Sucede igual con la vida. A los treinta y seis años, creo, uno puede gozar de ciertos privilegios.

A muy temprana edad (14) supe que no iba a estar en un sitio en donde no me gustara estar; esa fue la premisa que apliqué a lugares, momentos y personas. Por eso, creo, me volví antisocial. Antisocial a medias porque desde entonces sólo convivo con aquellos que pueden contribuir con algo.

Cada vez que iba a salir con alguna chica, la abuela neceaba con un entusiasmo más bien pariente del acoso, con que me fuera muy guapo, casi de saco y pajarita. La única vez que lo hice me sentí incómodo y la cita fue un desastre. Desde entonces, por las mías.

**Consigna:** Enumera todos los ámbitos a los que, según el texto de lectura, se aplicó la premisa de no estar en un sitio en donde no gustara estar.

**Material extraído:**
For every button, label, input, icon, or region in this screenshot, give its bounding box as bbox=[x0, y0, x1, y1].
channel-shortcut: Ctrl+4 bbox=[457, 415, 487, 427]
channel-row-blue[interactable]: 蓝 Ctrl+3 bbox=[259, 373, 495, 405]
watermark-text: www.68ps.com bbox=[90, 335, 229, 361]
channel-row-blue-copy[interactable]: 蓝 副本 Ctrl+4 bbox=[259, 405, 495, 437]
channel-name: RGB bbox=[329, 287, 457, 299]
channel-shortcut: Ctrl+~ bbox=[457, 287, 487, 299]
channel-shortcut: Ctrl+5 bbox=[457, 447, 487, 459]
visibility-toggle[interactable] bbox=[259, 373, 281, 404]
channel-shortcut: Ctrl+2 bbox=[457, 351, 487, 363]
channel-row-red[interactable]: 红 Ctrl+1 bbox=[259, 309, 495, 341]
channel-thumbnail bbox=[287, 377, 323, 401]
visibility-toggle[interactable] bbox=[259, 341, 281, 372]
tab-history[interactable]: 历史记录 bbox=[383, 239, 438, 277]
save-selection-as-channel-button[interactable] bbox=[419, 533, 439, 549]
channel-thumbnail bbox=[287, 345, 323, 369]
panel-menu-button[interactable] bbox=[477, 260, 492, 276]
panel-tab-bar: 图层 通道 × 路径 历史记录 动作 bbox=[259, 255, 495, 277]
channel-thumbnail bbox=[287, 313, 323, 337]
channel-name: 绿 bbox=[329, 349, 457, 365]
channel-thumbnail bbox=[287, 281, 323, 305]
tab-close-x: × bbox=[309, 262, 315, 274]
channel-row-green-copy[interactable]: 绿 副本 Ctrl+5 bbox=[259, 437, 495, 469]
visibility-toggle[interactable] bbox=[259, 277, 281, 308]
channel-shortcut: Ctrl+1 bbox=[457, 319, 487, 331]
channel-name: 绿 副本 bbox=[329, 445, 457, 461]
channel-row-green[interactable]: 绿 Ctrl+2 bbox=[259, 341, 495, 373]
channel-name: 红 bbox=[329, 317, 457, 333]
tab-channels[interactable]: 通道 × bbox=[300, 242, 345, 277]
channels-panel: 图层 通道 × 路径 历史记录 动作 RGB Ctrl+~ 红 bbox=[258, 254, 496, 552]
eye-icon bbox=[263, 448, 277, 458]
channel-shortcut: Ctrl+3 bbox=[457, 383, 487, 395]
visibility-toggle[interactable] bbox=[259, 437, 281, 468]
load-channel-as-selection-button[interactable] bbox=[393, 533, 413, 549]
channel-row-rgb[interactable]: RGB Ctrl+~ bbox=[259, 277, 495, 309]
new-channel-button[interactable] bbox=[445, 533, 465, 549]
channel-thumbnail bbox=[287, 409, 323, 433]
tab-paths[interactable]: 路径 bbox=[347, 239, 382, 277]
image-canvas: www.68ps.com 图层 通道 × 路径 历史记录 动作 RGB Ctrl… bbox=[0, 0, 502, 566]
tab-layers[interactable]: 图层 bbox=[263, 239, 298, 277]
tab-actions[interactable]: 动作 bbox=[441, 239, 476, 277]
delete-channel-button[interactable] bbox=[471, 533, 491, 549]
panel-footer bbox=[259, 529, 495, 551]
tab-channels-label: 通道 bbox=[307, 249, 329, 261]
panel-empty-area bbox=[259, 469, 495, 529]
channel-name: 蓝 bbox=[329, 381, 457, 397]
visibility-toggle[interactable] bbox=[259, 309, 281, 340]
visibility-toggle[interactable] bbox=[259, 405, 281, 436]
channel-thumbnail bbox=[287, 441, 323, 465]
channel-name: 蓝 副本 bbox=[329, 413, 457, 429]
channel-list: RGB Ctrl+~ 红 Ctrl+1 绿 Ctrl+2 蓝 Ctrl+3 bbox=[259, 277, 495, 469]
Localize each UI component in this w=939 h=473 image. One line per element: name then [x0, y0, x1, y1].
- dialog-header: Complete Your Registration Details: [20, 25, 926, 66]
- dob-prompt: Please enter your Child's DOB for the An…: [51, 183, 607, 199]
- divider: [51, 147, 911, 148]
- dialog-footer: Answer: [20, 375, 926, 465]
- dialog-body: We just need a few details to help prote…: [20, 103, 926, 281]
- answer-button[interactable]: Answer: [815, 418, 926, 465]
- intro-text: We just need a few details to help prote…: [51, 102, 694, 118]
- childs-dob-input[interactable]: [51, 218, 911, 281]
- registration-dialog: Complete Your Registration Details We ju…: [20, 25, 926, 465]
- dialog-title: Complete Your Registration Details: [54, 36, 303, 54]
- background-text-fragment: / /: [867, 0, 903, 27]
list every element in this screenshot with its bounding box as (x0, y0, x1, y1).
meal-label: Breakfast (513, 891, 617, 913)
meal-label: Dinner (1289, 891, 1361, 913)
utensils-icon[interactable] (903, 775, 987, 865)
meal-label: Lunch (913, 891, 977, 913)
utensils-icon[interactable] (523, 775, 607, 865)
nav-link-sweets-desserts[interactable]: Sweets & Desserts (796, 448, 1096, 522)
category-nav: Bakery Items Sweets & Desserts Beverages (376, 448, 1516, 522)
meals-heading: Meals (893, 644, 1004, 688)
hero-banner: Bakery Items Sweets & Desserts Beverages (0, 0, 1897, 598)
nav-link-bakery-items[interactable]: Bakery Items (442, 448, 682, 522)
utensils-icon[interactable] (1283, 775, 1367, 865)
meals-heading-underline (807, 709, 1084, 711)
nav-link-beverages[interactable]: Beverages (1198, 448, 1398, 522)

**Respuesta del ejercicio:** Lugares, momentos y personas.